**INSTRUCTION:** Starting with the line that includes "Convert this chart", write out every remaining line of the records below exactly as it appears, leaving out any images.
++++++++++++++++++++
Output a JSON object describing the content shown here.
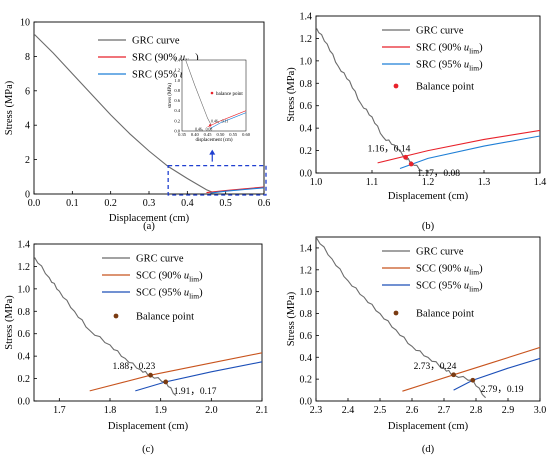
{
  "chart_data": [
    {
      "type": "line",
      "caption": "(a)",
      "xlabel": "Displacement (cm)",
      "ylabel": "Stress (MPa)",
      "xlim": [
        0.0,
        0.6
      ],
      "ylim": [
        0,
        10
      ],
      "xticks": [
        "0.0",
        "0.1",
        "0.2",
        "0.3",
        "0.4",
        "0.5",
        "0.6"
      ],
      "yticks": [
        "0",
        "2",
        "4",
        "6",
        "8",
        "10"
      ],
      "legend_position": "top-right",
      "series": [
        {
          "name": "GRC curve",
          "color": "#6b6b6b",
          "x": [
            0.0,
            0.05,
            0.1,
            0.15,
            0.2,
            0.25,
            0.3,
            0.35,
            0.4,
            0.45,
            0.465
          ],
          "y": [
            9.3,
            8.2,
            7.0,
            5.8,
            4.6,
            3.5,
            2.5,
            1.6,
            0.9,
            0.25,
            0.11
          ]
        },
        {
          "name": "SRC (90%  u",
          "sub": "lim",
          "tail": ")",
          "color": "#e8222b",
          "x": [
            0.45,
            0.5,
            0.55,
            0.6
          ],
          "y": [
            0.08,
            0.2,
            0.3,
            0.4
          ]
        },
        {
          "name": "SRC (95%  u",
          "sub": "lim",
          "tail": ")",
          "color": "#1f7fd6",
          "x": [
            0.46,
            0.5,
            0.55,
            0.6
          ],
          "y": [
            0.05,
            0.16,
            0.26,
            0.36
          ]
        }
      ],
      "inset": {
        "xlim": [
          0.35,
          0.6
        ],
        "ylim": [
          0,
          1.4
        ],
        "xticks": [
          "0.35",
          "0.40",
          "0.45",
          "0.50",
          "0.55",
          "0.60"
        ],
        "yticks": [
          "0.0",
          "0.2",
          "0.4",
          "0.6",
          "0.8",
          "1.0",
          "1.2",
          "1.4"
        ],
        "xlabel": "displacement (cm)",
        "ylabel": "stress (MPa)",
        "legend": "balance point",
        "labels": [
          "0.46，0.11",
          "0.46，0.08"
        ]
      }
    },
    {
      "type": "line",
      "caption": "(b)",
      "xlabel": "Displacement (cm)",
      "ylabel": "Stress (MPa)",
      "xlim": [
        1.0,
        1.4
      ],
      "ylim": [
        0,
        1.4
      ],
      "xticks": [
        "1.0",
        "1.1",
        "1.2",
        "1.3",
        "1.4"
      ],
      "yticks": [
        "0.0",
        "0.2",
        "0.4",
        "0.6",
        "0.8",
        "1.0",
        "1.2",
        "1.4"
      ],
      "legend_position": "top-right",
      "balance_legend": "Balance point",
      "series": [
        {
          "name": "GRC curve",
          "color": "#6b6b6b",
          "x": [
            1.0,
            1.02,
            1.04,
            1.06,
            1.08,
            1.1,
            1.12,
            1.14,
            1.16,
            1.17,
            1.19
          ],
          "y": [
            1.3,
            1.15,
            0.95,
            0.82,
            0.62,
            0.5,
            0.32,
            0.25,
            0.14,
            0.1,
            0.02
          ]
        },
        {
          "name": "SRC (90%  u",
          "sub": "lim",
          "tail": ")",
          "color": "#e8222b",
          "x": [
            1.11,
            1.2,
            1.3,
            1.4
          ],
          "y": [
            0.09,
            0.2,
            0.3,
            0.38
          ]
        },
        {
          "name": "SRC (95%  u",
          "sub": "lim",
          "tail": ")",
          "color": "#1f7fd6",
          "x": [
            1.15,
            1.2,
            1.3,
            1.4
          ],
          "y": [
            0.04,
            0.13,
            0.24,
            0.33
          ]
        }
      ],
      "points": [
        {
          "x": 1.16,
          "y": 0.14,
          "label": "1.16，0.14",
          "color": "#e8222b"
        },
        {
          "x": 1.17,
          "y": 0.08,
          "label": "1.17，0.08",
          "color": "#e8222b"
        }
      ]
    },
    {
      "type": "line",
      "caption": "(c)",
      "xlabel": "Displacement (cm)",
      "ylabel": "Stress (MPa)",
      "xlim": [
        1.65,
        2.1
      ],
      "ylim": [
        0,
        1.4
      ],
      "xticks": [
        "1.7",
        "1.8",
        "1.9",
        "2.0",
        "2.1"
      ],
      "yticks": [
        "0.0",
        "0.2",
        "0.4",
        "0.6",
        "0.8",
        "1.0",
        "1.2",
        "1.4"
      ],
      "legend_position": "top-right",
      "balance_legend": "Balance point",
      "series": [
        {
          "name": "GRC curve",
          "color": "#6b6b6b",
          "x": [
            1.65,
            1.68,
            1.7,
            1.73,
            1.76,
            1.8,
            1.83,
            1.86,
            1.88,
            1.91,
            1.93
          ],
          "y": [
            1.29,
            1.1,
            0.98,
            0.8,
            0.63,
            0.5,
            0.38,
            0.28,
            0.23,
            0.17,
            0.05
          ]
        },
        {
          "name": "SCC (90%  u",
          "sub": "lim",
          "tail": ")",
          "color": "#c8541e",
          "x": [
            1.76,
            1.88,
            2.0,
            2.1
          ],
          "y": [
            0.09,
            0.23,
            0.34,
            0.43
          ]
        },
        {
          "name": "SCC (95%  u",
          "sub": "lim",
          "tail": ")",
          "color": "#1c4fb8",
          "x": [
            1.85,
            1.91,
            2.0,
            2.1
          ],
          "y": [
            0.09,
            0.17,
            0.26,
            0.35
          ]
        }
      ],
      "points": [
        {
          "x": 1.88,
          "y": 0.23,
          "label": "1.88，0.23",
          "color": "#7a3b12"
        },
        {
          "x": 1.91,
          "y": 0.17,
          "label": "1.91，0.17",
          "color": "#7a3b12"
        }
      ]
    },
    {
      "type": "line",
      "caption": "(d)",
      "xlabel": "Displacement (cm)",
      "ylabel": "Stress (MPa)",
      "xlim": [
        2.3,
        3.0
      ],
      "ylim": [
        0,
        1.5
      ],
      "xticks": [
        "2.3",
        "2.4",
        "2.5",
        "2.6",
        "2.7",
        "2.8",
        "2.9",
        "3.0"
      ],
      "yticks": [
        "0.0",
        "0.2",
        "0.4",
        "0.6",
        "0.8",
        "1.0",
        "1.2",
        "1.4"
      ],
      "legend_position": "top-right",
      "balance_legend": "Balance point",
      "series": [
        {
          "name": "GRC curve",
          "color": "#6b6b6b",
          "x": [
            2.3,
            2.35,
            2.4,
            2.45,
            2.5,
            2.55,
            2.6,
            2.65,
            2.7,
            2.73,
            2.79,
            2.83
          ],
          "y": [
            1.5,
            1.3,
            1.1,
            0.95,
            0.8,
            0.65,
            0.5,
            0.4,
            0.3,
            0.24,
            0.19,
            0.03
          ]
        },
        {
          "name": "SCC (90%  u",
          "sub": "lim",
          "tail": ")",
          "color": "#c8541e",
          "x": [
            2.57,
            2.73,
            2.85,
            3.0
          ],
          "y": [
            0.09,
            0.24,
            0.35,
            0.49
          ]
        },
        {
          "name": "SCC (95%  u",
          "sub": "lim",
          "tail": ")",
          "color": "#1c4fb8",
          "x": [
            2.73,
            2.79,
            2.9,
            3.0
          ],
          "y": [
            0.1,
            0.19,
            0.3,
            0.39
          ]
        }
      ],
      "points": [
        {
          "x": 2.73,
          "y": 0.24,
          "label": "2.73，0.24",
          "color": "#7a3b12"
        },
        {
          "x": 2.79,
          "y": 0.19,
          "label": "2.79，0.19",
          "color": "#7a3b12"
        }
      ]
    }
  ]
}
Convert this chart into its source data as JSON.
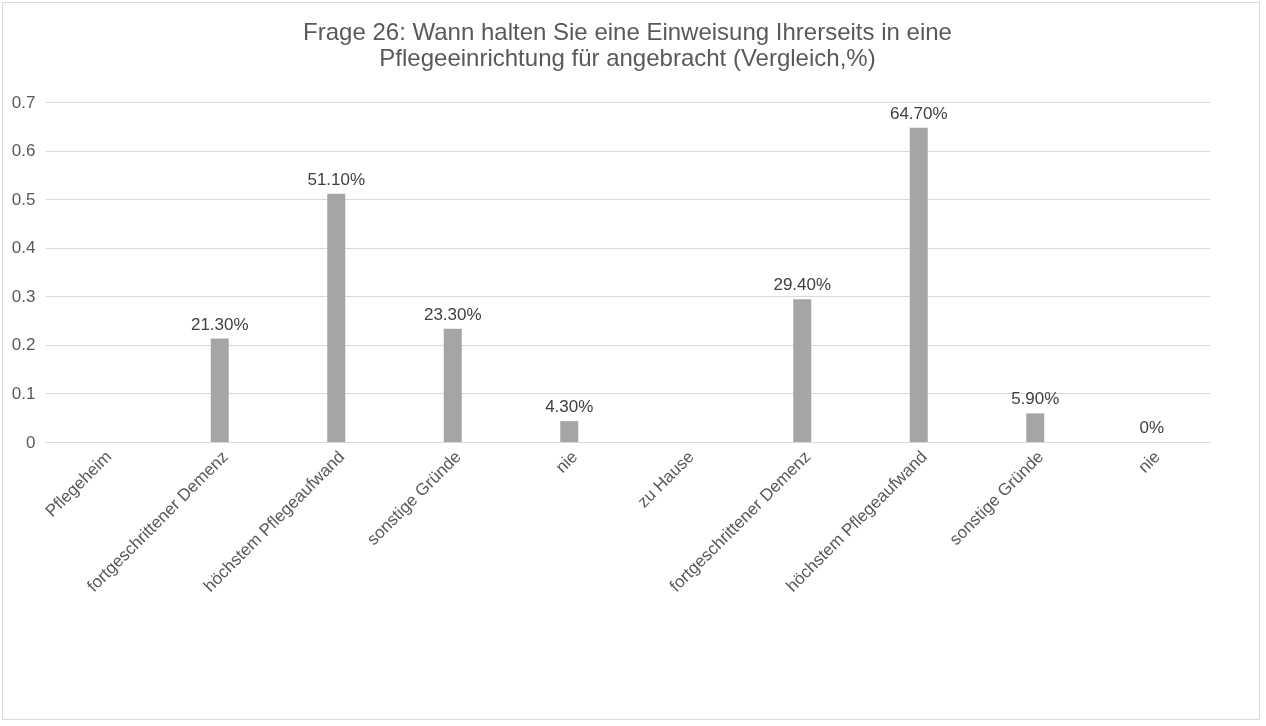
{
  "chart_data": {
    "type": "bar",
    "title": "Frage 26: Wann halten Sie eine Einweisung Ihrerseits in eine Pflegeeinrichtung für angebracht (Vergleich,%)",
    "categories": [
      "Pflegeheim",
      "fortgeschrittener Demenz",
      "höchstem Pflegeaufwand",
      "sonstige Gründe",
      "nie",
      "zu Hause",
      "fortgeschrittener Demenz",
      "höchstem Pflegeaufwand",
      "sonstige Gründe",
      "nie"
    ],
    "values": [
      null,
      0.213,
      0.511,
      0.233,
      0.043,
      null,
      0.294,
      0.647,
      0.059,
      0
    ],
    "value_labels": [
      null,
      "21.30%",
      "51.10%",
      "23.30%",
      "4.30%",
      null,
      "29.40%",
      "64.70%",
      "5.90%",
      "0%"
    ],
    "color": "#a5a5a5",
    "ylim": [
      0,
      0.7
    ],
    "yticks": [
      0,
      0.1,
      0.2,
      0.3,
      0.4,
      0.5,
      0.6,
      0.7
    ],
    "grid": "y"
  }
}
++++++++++++++++++++
**RESPONSE BELOW:**
Convert this chart into its source data as JSON.
{
  "chart_data": {
    "type": "bar",
    "title": "Frage 26: Wann halten Sie eine Einweisung Ihrerseits in eine Pflegeeinrichtung für angebracht (Vergleich,%)",
    "categories": [
      "Pflegeheim",
      "fortgeschrittener Demenz",
      "höchstem Pflegeaufwand",
      "sonstige Gründe",
      "nie",
      "zu Hause",
      "fortgeschrittener Demenz",
      "höchstem Pflegeaufwand",
      "sonstige Gründe",
      "nie"
    ],
    "values": [
      null,
      0.213,
      0.511,
      0.233,
      0.043,
      null,
      0.294,
      0.647,
      0.059,
      0
    ],
    "value_labels": [
      null,
      "21.30%",
      "51.10%",
      "23.30%",
      "4.30%",
      null,
      "29.40%",
      "64.70%",
      "5.90%",
      "0%"
    ],
    "color": "#a5a5a5",
    "ylim": [
      0,
      0.7
    ],
    "yticks": [
      0,
      0.1,
      0.2,
      0.3,
      0.4,
      0.5,
      0.6,
      0.7
    ],
    "grid": "y"
  }
}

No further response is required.